- [Exercise brief]: Write out all of the data exactly as it appears.

- [Rows]:
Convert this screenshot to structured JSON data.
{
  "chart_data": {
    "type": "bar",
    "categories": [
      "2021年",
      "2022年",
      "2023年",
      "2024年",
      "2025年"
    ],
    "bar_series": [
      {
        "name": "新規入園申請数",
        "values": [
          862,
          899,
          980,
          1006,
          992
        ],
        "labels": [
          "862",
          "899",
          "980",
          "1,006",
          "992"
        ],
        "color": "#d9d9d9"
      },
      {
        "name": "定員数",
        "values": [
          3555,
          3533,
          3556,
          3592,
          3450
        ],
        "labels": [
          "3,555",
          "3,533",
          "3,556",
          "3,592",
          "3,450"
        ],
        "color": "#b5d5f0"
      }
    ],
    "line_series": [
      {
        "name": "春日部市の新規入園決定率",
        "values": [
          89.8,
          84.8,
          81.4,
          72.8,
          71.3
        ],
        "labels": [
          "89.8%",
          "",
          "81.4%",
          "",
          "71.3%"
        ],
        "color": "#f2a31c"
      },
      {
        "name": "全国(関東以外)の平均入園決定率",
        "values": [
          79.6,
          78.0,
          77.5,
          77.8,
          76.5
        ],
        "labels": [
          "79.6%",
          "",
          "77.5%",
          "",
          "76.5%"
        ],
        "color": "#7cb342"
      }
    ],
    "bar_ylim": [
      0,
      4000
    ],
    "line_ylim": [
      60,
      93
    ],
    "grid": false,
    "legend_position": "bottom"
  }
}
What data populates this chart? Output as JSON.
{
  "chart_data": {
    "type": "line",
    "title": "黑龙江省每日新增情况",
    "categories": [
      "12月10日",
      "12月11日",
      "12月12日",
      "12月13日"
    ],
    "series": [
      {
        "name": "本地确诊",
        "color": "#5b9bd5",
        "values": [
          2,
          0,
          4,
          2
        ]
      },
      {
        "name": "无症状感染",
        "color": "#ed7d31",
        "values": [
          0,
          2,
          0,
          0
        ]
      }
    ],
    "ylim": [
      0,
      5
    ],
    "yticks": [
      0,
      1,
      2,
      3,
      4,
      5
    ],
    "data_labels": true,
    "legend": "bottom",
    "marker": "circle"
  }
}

- [Response for this exercise]:
Convert this screenshot to structured JSON data.
{
  "chart_data": {
    "type": "bar",
    "categories": [
      "2021年",
      "2022年",
      "2023年",
      "2024年",
      "2025年"
    ],
    "bar_series": [
      {
        "name": "新規入園申請数",
        "values": [
          862,
          899,
          980,
          1006,
          992
        ],
        "labels": [
          "862",
          "899",
          "980",
          "1,006",
          "992"
        ],
        "color": "#d9d9d9"
      },
      {
        "name": "定員数",
        "values": [
          3555,
          3533,
          3556,
          3592,
          3450
        ],
        "labels": [
          "3,555",
          "3,533",
          "3,556",
          "3,592",
          "3,450"
        ],
        "color": "#b5d5f0"
      }
    ],
    "line_series": [
      {
        "name": "春日部市の新規入園決定率",
        "values": [
          89.8,
          84.8,
          81.4,
          72.8,
          71.3
        ],
        "labels": [
          "89.8%",
          "",
          "81.4%",
          "",
          "71.3%"
        ],
        "color": "#f2a31c"
      },
      {
        "name": "全国(関東以外)の平均入園決定率",
        "values": [
          79.6,
          78.0,
          77.5,
          77.8,
          76.5
        ],
        "labels": [
          "79.6%",
          "",
          "77.5%",
          "",
          "76.5%"
        ],
        "color": "#7cb342"
      }
    ],
    "bar_ylim": [
      0,
      4000
    ],
    "line_ylim": [
      60,
      93
    ],
    "grid": false,
    "legend_position": "bottom"
  }
}
What data populates this chart? Output as JSON.
{
  "chart_data": {
    "type": "line",
    "title": "黑龙江省每日新增情况",
    "categories": [
      "12月10日",
      "12月11日",
      "12月12日",
      "12月13日"
    ],
    "series": [
      {
        "name": "本地确诊",
        "color": "#5b9bd5",
        "values": [
          2,
          0,
          4,
          2
        ]
      },
      {
        "name": "无症状感染",
        "color": "#ed7d31",
        "values": [
          0,
          2,
          0,
          0
        ]
      }
    ],
    "ylim": [
      0,
      5
    ],
    "yticks": [
      0,
      1,
      2,
      3,
      4,
      5
    ],
    "data_labels": true,
    "legend": "bottom",
    "marker": "circle"
  }
}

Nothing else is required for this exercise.